Aim of the task - Lines containing the word "nombre" are to be counted; state their number and nothing further.

[start]

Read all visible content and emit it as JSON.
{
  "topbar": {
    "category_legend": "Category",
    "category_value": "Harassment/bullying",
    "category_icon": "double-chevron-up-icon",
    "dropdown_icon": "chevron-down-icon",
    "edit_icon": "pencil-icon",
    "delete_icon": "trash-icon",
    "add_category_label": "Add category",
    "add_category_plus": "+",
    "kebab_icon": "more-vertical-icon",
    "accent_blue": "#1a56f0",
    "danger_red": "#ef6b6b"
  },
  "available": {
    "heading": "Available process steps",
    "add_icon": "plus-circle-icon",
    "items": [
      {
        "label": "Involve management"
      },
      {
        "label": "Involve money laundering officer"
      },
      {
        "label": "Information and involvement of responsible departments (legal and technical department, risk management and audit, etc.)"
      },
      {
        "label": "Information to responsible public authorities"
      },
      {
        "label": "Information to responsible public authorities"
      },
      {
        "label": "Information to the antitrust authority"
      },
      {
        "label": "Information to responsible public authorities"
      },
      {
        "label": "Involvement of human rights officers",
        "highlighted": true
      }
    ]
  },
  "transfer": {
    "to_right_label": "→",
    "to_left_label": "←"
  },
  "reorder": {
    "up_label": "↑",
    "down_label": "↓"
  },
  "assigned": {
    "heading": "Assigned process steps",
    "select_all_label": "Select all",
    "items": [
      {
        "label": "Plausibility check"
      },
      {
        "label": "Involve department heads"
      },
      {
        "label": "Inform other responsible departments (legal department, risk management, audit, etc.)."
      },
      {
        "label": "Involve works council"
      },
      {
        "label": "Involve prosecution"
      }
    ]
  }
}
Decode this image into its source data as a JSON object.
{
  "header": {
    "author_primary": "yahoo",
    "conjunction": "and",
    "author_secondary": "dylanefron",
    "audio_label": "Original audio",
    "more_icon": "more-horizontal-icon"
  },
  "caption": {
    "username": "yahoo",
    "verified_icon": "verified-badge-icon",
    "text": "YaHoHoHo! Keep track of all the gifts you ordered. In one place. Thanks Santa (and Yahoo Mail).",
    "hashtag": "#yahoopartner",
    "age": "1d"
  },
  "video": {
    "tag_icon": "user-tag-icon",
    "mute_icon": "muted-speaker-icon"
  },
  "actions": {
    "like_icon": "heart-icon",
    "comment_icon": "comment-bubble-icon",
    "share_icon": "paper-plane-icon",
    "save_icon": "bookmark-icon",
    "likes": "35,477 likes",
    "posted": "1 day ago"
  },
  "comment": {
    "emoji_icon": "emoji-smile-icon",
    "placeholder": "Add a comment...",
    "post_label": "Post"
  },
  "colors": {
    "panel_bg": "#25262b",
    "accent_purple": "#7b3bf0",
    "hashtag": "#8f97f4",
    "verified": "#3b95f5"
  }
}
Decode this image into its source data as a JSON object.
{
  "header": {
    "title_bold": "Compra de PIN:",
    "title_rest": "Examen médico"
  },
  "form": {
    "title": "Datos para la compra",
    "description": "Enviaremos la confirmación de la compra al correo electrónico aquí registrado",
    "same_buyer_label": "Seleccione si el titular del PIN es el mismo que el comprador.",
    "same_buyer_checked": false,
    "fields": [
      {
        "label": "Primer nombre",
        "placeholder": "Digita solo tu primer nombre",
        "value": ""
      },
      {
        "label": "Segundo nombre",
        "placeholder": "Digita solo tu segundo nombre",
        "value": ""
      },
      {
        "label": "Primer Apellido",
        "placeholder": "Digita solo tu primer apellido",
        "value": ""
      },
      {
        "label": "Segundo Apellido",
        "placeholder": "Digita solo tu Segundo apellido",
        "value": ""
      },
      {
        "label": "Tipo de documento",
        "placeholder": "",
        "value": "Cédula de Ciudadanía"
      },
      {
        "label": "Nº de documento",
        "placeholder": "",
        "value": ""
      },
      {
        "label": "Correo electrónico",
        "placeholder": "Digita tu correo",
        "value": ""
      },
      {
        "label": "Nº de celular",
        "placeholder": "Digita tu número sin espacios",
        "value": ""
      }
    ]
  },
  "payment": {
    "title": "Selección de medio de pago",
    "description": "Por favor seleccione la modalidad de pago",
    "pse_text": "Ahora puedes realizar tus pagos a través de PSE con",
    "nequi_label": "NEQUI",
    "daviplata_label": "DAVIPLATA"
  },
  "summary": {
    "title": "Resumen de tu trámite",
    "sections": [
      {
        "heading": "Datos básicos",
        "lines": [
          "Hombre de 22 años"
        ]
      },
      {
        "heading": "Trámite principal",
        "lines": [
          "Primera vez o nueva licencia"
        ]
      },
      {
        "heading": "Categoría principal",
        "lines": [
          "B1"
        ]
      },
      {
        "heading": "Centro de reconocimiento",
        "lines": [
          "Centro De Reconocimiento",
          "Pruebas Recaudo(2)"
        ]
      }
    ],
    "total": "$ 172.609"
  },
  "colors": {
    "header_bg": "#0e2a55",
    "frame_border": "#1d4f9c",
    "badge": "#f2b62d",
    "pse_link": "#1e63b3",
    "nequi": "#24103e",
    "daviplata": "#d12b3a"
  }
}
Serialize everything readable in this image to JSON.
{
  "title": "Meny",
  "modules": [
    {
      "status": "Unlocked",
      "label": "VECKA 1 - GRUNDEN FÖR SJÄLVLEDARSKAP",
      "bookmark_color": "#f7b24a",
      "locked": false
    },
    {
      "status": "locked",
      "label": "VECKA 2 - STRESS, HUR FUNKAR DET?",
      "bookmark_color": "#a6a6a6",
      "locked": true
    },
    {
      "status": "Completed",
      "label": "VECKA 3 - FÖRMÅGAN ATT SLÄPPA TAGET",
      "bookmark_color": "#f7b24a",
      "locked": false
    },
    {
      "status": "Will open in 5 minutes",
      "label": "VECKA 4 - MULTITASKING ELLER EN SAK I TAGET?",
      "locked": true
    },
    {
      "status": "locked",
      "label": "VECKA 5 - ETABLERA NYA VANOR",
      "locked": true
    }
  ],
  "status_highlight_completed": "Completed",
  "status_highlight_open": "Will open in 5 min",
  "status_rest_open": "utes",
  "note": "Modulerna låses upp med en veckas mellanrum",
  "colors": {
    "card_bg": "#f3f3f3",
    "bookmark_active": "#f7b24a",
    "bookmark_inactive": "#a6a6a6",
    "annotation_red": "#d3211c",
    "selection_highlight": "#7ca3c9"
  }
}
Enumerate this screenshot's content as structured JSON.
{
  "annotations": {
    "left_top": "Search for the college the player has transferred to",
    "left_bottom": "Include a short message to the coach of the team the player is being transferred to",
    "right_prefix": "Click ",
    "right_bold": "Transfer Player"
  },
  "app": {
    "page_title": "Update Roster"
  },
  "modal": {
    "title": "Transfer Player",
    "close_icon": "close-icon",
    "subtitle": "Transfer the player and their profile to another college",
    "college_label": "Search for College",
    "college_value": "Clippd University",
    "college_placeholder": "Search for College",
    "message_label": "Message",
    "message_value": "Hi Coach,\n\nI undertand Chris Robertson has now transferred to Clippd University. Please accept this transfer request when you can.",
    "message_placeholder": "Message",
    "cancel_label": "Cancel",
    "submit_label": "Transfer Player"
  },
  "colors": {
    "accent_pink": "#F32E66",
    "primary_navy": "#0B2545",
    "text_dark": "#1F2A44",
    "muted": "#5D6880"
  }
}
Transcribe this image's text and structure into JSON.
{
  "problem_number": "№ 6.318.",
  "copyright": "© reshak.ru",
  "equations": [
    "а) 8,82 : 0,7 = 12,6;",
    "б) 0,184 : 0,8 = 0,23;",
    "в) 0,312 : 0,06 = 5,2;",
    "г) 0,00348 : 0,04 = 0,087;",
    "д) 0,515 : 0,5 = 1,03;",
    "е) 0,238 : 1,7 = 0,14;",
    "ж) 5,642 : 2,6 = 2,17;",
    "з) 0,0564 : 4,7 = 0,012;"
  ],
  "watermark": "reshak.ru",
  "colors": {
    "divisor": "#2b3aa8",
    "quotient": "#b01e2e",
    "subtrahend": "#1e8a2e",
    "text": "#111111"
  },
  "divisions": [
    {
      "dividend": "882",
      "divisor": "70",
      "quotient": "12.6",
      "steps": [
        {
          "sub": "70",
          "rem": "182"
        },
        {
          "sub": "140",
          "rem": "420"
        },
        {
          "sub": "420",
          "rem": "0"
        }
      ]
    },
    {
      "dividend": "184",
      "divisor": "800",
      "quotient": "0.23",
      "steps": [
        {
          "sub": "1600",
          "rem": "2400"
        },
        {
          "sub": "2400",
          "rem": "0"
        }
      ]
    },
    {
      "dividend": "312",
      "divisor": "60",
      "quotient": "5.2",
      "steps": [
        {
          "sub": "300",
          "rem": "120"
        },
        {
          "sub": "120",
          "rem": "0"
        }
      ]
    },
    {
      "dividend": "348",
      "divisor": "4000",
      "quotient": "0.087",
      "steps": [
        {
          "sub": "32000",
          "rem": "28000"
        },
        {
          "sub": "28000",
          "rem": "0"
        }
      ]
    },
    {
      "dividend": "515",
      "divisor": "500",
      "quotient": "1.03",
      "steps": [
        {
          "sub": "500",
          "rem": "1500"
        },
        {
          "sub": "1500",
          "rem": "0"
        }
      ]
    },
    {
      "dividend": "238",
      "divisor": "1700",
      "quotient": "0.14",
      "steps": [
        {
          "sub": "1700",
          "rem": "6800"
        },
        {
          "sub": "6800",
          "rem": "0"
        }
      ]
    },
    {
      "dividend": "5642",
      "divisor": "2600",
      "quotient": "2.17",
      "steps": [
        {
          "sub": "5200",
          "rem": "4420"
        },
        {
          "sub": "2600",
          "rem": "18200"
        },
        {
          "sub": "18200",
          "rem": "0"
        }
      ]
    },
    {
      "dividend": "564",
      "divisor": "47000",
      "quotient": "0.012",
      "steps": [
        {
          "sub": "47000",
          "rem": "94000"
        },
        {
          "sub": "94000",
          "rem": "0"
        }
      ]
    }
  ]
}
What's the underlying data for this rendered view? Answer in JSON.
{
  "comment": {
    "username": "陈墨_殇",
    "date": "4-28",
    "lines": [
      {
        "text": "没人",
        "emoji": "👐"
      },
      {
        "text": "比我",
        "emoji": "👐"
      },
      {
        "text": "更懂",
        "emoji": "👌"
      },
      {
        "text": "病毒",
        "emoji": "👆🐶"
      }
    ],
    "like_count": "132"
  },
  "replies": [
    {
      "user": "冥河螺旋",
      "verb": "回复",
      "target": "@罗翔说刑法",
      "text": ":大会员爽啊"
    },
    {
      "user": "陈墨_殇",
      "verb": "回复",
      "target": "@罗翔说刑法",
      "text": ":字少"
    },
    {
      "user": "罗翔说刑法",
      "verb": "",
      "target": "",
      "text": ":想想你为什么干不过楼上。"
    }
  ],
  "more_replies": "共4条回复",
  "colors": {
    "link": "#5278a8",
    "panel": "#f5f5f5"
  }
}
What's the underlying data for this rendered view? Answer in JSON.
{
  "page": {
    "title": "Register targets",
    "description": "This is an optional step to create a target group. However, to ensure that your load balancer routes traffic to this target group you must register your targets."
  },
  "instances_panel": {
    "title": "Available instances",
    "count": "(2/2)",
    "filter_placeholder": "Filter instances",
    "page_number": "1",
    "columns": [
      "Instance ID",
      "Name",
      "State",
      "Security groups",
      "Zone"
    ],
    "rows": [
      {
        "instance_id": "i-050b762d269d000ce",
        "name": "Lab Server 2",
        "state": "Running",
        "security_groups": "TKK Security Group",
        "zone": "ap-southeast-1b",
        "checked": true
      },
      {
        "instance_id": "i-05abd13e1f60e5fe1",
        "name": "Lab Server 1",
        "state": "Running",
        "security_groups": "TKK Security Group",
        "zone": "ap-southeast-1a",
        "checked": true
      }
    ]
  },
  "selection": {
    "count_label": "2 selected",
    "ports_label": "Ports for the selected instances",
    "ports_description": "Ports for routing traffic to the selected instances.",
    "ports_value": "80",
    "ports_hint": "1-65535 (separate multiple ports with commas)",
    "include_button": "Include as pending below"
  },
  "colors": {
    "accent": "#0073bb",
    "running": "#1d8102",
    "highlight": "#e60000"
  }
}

[end]

Response to the exercise - 4